DIRECTIONS: Where the word "color" occurs in a line, return that line.

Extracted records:
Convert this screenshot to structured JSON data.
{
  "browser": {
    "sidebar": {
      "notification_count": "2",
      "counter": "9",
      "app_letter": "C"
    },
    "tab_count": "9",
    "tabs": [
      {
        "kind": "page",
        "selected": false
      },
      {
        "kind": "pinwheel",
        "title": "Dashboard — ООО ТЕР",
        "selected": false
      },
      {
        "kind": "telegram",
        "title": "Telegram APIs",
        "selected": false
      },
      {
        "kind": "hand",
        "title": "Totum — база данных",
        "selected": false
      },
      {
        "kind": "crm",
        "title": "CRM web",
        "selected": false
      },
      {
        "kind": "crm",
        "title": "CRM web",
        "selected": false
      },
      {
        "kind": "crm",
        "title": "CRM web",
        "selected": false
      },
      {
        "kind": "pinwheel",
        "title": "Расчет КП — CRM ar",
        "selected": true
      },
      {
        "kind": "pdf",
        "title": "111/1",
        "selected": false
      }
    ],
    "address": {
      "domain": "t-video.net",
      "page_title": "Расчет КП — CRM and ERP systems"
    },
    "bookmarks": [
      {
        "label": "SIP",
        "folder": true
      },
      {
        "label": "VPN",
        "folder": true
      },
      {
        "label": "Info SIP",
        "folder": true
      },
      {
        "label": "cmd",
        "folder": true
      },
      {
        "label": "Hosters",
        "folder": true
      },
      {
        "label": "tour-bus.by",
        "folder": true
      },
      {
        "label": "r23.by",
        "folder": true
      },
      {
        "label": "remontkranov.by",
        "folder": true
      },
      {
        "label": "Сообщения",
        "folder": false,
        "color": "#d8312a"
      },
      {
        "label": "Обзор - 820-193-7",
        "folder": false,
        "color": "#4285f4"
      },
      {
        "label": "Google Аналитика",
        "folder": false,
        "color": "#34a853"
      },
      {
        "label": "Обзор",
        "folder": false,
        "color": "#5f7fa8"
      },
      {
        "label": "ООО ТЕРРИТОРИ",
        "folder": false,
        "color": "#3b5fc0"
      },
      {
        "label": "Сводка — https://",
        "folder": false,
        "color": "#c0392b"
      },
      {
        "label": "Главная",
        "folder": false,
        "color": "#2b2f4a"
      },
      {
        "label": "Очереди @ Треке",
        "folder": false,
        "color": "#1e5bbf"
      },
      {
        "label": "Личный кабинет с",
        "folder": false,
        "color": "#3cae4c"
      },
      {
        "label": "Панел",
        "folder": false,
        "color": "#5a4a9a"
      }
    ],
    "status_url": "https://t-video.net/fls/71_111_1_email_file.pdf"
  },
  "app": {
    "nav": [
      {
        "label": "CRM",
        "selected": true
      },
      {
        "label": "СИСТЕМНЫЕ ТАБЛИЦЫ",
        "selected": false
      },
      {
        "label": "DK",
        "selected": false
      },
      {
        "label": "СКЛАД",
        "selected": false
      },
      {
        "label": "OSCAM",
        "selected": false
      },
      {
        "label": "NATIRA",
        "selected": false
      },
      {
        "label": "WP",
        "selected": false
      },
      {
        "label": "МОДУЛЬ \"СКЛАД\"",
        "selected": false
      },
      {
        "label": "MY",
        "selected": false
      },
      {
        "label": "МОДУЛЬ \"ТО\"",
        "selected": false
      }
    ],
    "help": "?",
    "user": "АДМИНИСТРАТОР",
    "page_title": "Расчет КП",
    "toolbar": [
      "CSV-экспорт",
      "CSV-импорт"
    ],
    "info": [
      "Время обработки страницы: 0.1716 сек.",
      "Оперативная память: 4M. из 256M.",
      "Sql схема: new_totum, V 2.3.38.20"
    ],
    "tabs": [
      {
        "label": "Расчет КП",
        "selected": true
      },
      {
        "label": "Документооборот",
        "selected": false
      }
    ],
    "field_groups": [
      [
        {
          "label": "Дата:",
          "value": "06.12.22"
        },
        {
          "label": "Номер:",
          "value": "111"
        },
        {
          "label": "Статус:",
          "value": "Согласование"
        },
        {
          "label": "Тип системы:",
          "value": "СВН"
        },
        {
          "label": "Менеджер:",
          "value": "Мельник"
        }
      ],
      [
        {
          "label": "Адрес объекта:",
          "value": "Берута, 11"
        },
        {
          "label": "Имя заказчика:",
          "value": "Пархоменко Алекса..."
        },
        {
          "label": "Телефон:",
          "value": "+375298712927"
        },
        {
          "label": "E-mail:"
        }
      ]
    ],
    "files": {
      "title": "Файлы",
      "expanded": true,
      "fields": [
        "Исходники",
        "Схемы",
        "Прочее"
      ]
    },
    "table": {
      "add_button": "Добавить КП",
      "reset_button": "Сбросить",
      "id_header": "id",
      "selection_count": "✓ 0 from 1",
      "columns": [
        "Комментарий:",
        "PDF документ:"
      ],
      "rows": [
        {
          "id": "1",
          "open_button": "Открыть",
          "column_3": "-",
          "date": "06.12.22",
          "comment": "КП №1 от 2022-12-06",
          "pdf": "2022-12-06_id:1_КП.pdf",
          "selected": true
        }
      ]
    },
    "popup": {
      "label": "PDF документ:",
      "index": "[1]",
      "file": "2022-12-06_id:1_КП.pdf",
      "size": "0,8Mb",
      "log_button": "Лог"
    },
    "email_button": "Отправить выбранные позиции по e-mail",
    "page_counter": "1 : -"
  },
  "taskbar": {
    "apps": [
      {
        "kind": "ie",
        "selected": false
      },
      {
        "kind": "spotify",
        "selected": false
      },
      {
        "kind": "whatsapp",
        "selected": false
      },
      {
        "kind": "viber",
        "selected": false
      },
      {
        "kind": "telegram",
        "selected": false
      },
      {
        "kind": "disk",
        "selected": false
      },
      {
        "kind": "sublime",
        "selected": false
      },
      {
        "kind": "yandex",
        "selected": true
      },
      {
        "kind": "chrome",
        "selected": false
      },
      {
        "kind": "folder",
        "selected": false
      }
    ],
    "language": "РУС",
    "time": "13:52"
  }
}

SOLUTION FOR THIS TASK:
        "color": "#d8312a"
        "color": "#4285f4"
        "color": "#34a853"
        "color": "#5f7fa8"
        "color": "#3b5fc0"
        "color": "#c0392b"
        "color": "#2b2f4a"
        "color": "#1e5bbf"
        "color": "#3cae4c"
        "color": "#5a4a9a"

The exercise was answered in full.